Collected data

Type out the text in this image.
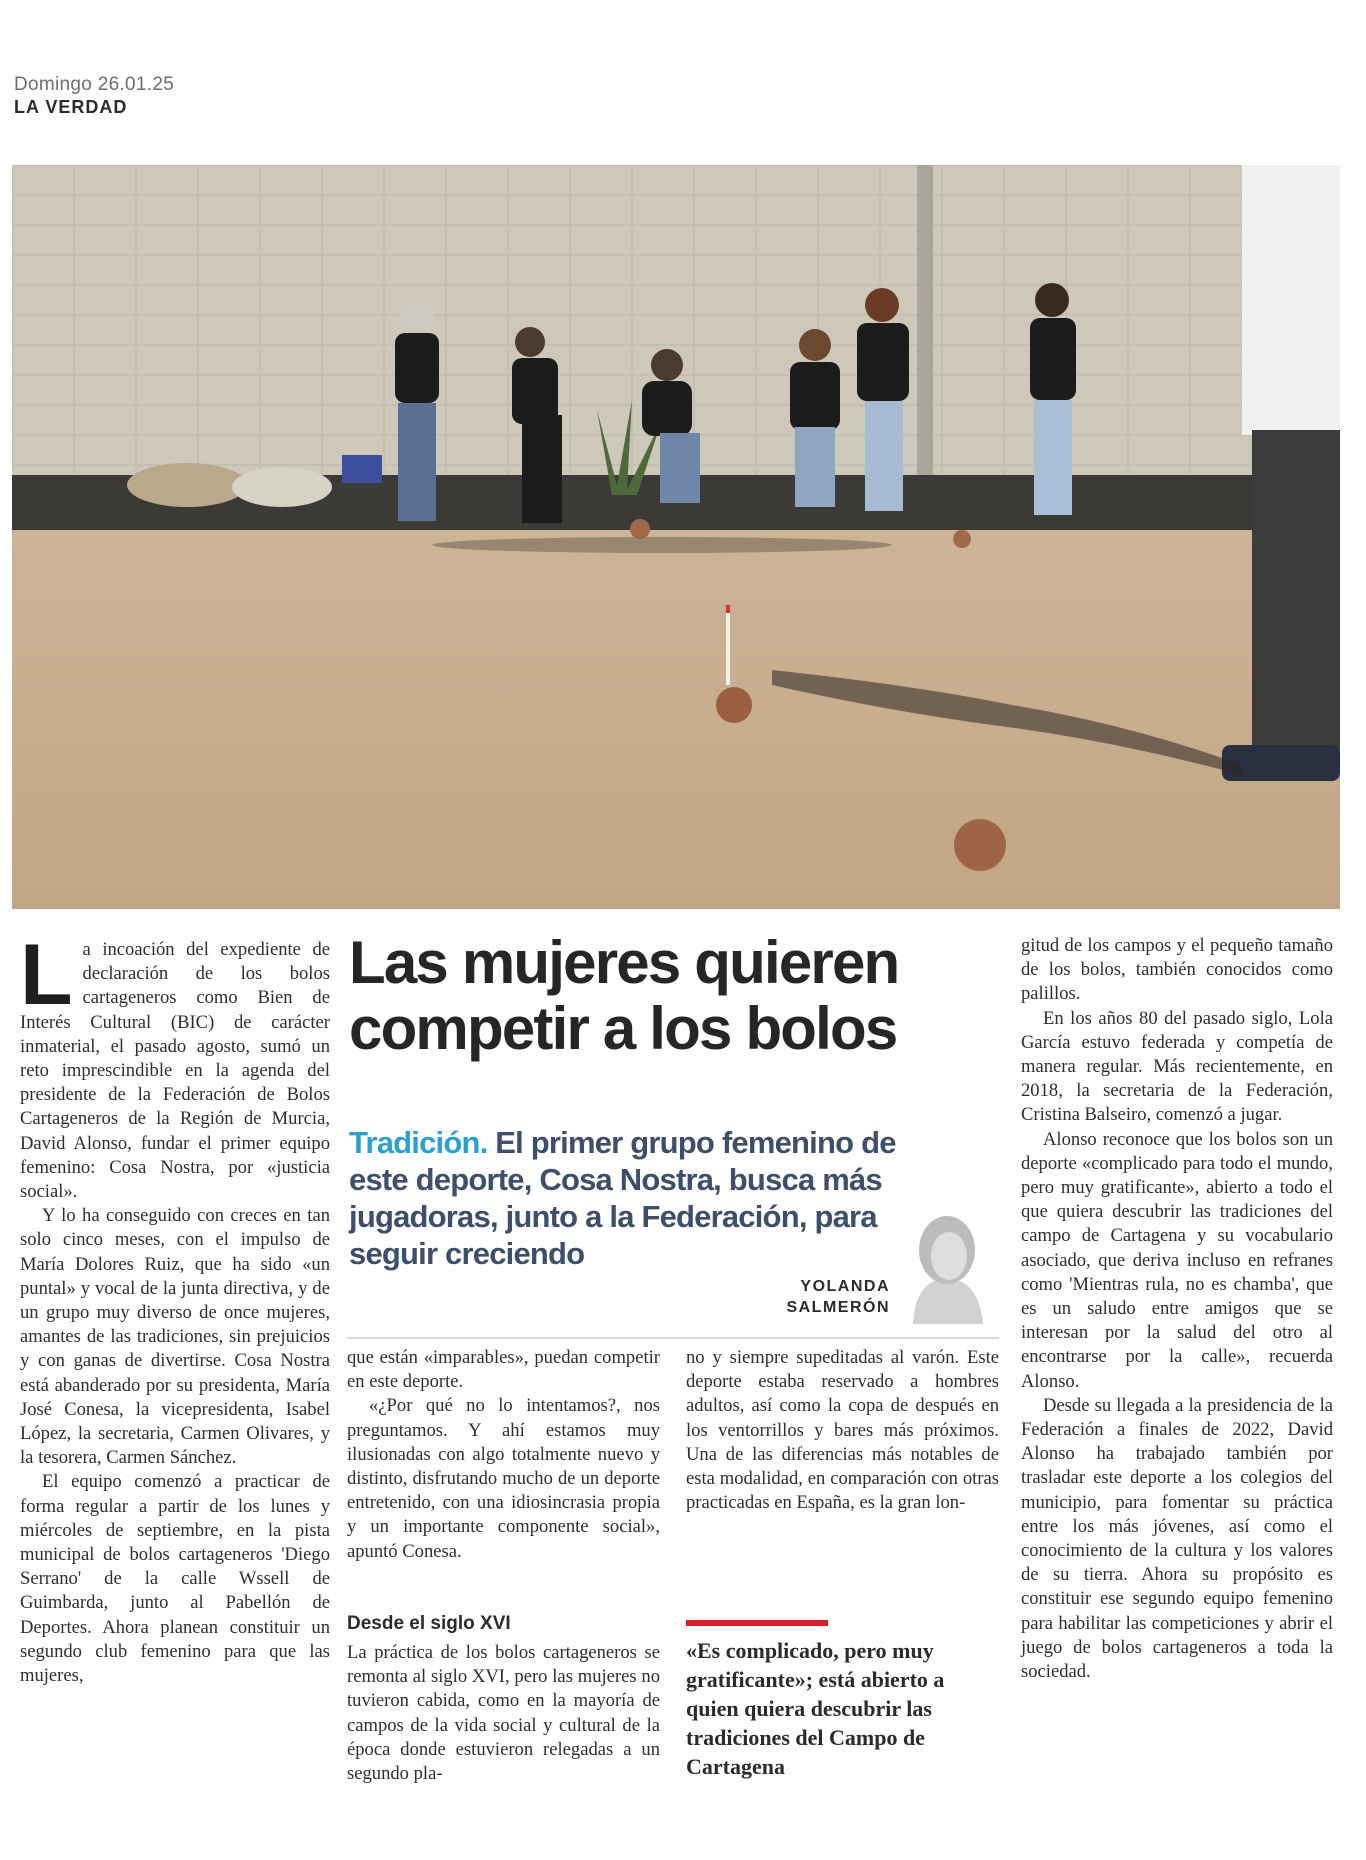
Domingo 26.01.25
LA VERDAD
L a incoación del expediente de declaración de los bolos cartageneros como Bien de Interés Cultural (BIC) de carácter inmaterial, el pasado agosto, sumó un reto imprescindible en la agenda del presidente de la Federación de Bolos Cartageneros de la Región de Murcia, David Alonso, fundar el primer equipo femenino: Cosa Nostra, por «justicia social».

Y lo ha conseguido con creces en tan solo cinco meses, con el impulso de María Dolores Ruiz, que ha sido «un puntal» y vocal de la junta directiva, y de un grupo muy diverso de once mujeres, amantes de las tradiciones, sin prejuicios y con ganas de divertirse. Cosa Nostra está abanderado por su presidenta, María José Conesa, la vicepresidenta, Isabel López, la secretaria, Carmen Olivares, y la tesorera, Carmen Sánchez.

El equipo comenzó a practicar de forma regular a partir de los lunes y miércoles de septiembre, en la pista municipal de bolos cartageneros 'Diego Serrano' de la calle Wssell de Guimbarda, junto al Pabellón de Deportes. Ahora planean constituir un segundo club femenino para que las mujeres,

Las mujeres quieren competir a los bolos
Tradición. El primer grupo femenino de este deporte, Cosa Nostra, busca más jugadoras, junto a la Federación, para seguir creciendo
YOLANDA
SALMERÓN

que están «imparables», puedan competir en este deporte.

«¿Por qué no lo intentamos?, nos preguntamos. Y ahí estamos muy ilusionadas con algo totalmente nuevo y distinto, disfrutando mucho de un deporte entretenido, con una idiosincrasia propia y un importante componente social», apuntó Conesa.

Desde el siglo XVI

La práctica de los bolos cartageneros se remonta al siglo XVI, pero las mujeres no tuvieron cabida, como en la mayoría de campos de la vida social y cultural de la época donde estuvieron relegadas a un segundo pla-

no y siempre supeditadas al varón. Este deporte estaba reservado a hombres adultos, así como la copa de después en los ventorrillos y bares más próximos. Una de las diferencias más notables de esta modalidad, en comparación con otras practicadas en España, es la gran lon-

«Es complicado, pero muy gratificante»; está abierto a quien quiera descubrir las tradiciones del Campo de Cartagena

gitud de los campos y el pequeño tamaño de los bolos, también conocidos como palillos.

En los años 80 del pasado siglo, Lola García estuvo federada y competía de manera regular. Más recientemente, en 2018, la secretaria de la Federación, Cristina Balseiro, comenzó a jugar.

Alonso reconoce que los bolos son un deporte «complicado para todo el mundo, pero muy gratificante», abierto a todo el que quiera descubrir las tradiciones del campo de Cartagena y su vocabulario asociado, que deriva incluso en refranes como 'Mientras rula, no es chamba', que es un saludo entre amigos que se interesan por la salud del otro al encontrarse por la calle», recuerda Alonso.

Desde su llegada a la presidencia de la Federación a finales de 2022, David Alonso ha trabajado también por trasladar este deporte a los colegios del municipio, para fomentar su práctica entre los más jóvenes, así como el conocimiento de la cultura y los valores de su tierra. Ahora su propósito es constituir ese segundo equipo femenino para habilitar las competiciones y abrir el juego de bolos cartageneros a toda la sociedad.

* * *

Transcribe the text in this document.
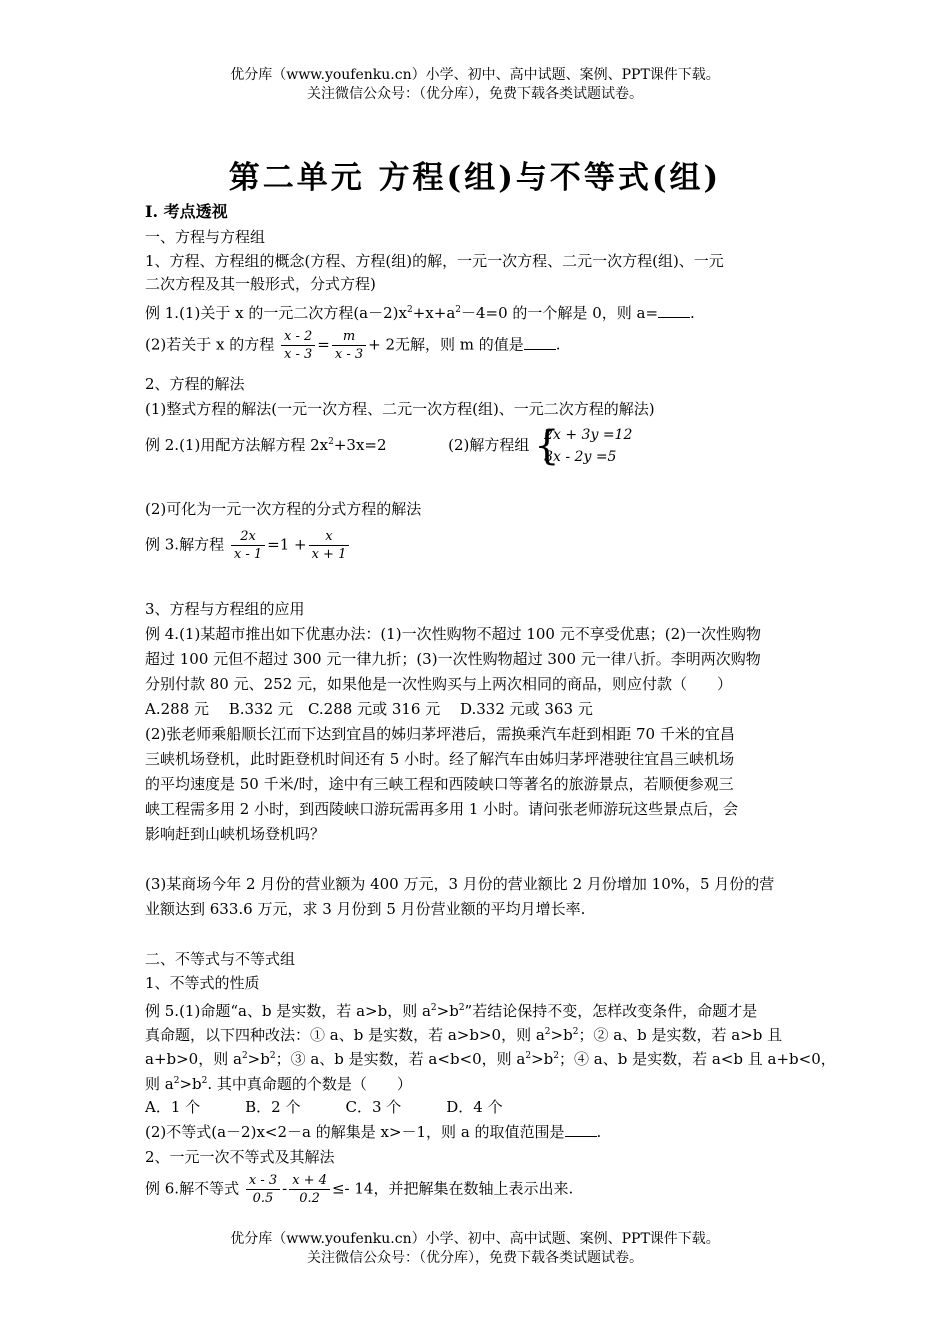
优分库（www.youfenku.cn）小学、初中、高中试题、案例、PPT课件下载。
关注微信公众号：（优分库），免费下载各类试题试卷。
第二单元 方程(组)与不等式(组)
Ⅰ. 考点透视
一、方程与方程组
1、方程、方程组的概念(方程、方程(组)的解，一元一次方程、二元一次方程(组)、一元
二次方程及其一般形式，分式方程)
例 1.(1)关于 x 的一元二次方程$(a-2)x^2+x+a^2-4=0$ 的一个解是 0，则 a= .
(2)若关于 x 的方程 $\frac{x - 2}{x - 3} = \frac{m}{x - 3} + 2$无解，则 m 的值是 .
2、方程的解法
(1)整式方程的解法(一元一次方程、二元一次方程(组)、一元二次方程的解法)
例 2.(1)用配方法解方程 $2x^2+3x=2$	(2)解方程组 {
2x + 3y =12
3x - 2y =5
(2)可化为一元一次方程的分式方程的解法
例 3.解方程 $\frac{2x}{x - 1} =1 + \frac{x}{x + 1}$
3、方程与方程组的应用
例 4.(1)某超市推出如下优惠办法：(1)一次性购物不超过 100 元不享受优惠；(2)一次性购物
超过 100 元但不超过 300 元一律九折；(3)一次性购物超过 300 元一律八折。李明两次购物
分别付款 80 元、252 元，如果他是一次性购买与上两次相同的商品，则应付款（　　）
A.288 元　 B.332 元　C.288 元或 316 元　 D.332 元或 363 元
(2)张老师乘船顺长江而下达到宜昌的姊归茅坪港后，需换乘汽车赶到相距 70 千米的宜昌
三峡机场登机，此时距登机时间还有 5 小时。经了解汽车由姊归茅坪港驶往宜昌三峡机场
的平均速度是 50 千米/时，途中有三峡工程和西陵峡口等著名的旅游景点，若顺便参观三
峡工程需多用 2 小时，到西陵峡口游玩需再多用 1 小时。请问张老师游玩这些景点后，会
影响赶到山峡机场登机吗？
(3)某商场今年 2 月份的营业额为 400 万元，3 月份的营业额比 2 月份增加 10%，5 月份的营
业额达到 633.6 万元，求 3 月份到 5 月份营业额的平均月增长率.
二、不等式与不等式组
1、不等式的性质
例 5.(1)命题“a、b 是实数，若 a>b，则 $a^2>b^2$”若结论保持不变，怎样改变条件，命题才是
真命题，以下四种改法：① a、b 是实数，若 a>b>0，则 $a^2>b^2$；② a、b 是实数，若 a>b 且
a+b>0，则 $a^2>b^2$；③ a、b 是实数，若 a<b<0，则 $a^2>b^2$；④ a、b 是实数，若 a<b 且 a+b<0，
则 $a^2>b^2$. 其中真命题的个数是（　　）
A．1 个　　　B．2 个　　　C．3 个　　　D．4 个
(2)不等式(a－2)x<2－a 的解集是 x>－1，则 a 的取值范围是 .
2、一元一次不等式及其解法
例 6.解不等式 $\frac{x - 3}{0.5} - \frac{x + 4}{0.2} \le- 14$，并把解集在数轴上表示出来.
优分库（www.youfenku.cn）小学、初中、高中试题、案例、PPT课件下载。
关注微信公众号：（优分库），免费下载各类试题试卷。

- YOUR TASK:
Go through the material and copy out every line with "David" in it.

- RESULT FOR THIS EXERCISE:
L a incoación del expediente de declaración de los bolos cartageneros como Bien de Interés Cultural (BIC) de carácter inmaterial, el pasado agosto, sumó un reto imprescindible en la agenda del presidente de la Federación de Bolos Cartageneros de la Región de Murcia, David Alonso, fundar el primer equipo femenino: Cosa Nostra, por «justicia social».
Desde su llegada a la presidencia de la Federación a finales de 2022, David Alonso ha trabajado también por trasladar este deporte a los colegios del municipio, para fomentar su práctica entre los más jóvenes, así como el conocimiento de la cultura y los valores de su tierra. Ahora su propósito es constituir ese segundo equipo femenino para habilitar las competiciones y abrir el juego de bolos cartageneros a toda la sociedad.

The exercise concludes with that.